'''
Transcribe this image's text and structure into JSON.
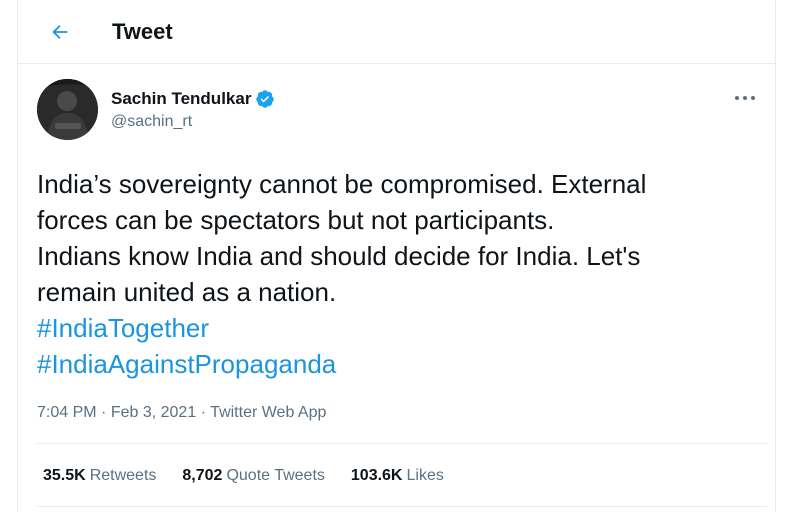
{
  "header": {
    "title": "Tweet",
    "back_icon": "arrow-left-icon"
  },
  "author": {
    "name": "Sachin Tendulkar",
    "handle": "@sachin_rt",
    "verified_icon": "verified-badge-icon"
  },
  "tweet": {
    "text": "India’s sovereignty cannot be compromised. External\nforces can be spectators but not participants.\nIndians know India and should decide for India. Let's\nremain united as a nation.",
    "hashtags": [
      "#IndiaTogether",
      "#IndiaAgainstPropaganda"
    ]
  },
  "meta": {
    "time": "7:04 PM",
    "date": "Feb 3, 2021",
    "source": "Twitter Web App",
    "separator": "·"
  },
  "stats": {
    "retweets_count": "35.5K",
    "retweets_label": "Retweets",
    "quotes_count": "8,702",
    "quotes_label": "Quote Tweets",
    "likes_count": "103.6K",
    "likes_label": "Likes"
  },
  "colors": {
    "accent": "#1b95e0",
    "text": "#0f1419",
    "muted": "#5b7083",
    "border": "#e6ecf0"
  }
}
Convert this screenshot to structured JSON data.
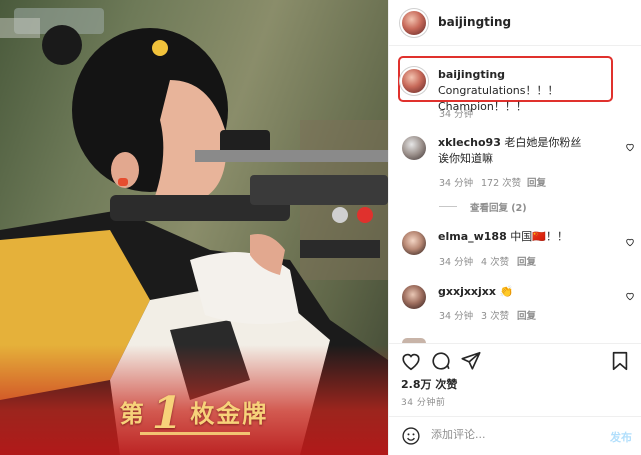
{
  "photo": {
    "medal_prefix": "第",
    "medal_number": "1",
    "medal_suffix": "枚金牌",
    "overlay_color": "#c8281e",
    "text_color": "#f7d27a"
  },
  "header": {
    "username": "baijingting"
  },
  "caption": {
    "username": "baijingting",
    "text": "Congratulations！！！Champion！！！",
    "time": "34 分钟",
    "highlight_color": "#e0312d"
  },
  "comments": [
    {
      "username": "xklecho93",
      "text": "老白她是你粉丝诶你知道嘛",
      "time": "34 分钟",
      "likes": "172 次赞",
      "reply": "回复",
      "view_replies": "查看回复 (2)",
      "heart_icon": "heart-outline-icon"
    },
    {
      "username": "elma_w188",
      "text": "中国🇨🇳！！",
      "time": "34 分钟",
      "likes": "4 次赞",
      "reply": "回复",
      "heart_icon": "heart-outline-icon"
    },
    {
      "username": "gxxjxxjxx",
      "text": "👏",
      "time": "34 分钟",
      "likes": "3 次赞",
      "reply": "回复",
      "heart_icon": "heart-outline-icon"
    }
  ],
  "more_icon": "more-dots-icon",
  "actions": {
    "icons": [
      "heart-icon",
      "comment-icon",
      "share-icon",
      "bookmark-icon"
    ],
    "likes": "2.8万 次赞",
    "posted": "34 分钟前"
  },
  "add_comment": {
    "placeholder": "添加评论...",
    "post_label": "发布",
    "emoji_icon": "emoji-icon"
  }
}
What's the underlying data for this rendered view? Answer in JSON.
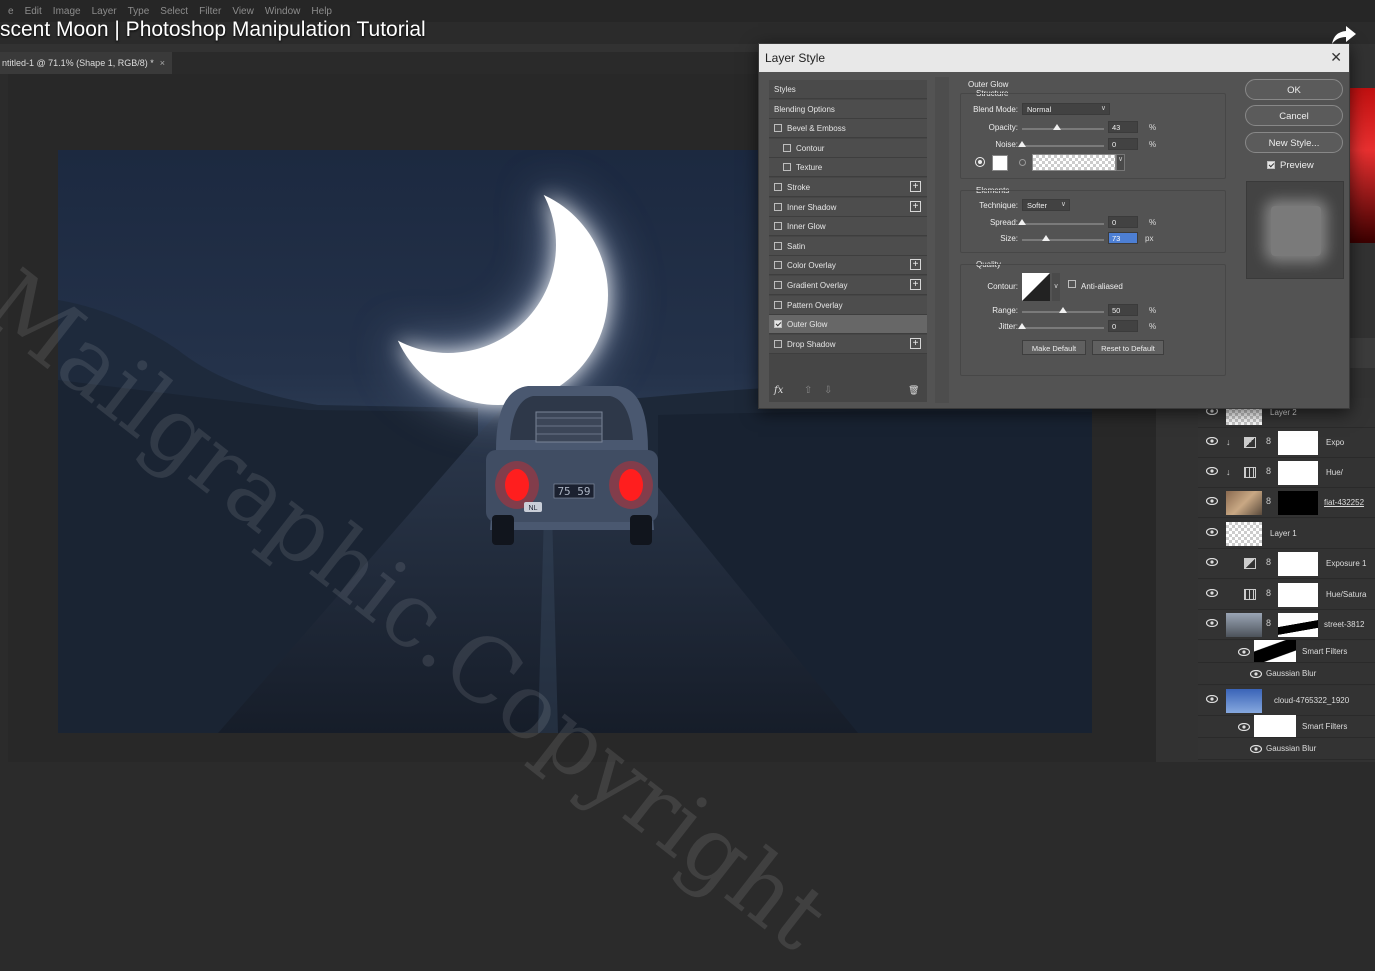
{
  "menu": [
    "e",
    "Edit",
    "Image",
    "Layer",
    "Type",
    "Select",
    "Filter",
    "View",
    "Window",
    "Help"
  ],
  "video_title": "scent Moon | Photoshop Manipulation Tutorial",
  "document_tab": {
    "label": "ntitled-1 @ 71.1% (Shape 1, RGB/8) *",
    "close": "×"
  },
  "dialog": {
    "title": "Layer Style",
    "close": "✕",
    "styles_header": "Styles",
    "blending_options": "Blending Options",
    "style_items": [
      {
        "label": "Bevel & Emboss",
        "checked": false,
        "plus": false
      },
      {
        "label": "Contour",
        "checked": false,
        "plus": false,
        "indent": true
      },
      {
        "label": "Texture",
        "checked": false,
        "plus": false,
        "indent": true
      },
      {
        "label": "Stroke",
        "checked": false,
        "plus": true
      },
      {
        "label": "Inner Shadow",
        "checked": false,
        "plus": true
      },
      {
        "label": "Inner Glow",
        "checked": false,
        "plus": false
      },
      {
        "label": "Satin",
        "checked": false,
        "plus": false
      },
      {
        "label": "Color Overlay",
        "checked": false,
        "plus": true
      },
      {
        "label": "Gradient Overlay",
        "checked": false,
        "plus": true
      },
      {
        "label": "Pattern Overlay",
        "checked": false,
        "plus": false
      },
      {
        "label": "Outer Glow",
        "checked": true,
        "plus": false,
        "selected": true
      },
      {
        "label": "Drop Shadow",
        "checked": false,
        "plus": true
      }
    ],
    "footer": {
      "fx": "fx",
      "up": "⇧",
      "down": "⇩",
      "trash": "🗑"
    },
    "settings": {
      "section_title": "Outer Glow",
      "structure": "Structure",
      "blend_mode_label": "Blend Mode:",
      "blend_mode_value": "Normal",
      "opacity_label": "Opacity:",
      "opacity_value": "43",
      "opacity_fraction": 0.43,
      "noise_label": "Noise:",
      "noise_value": "0",
      "noise_fraction": 0,
      "percent": "%",
      "elements": "Elements",
      "technique_label": "Technique:",
      "technique_value": "Softer",
      "spread_label": "Spread:",
      "spread_value": "0",
      "spread_fraction": 0,
      "size_label": "Size:",
      "size_value": "73",
      "size_fraction": 0.29,
      "px": "px",
      "quality": "Quality",
      "contour_label": "Contour:",
      "anti_aliased_label": "Anti-aliased",
      "range_label": "Range:",
      "range_value": "50",
      "range_fraction": 0.5,
      "jitter_label": "Jitter:",
      "jitter_value": "0",
      "jitter_fraction": 0,
      "make_default": "Make Default",
      "reset_default": "Reset to Default"
    },
    "buttons": {
      "ok": "OK",
      "cancel": "Cancel",
      "new_style": "New Style..."
    },
    "preview_label": "Preview",
    "preview_checked": true
  },
  "layers": [
    {
      "name": "Layer 2",
      "kind": "checker",
      "mask": false
    },
    {
      "name": "Expo",
      "kind": "adj-exposure",
      "mask": true,
      "clip": true
    },
    {
      "name": "Hue/",
      "kind": "adj-hue",
      "mask": true,
      "clip": true
    },
    {
      "name": "fiat-432252",
      "kind": "photo-car",
      "mask": "black",
      "underline": true
    },
    {
      "name": "Layer 1",
      "kind": "checker",
      "mask": false
    },
    {
      "name": "Exposure 1",
      "kind": "adj-exposure",
      "mask": true
    },
    {
      "name": "Hue/Satura",
      "kind": "adj-hue",
      "mask": true
    },
    {
      "name": "street-3812",
      "kind": "photo-street",
      "mask": "road"
    },
    {
      "name": "Smart Filters",
      "kind": "smart",
      "sub": true
    },
    {
      "name": "Gaussian Blur",
      "kind": "filter",
      "sub": true
    },
    {
      "name": "cloud-4765322_1920",
      "kind": "photo-sky",
      "mask": false
    },
    {
      "name": "Smart Filters",
      "kind": "smart-white",
      "sub": true
    },
    {
      "name": "Gaussian Blur",
      "kind": "filter",
      "sub": true
    }
  ],
  "license_plate": "75 59",
  "plate_badge": "NL",
  "watermark": "Mailgraphic.Copyright",
  "colors": {
    "dialog_bg": "#535353",
    "accent_blue": "#4d7fd4",
    "taillight": "#ff2020"
  }
}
'''
■ Exercise objective ■
Copy out every line of the material above that mentions the word "JSON".

■ Final result ■
Transcribe this image's text and structure into JSON.
Convert this screenshot to structured JSON data.
What's the underlying data for this rendered view? Answer in JSON.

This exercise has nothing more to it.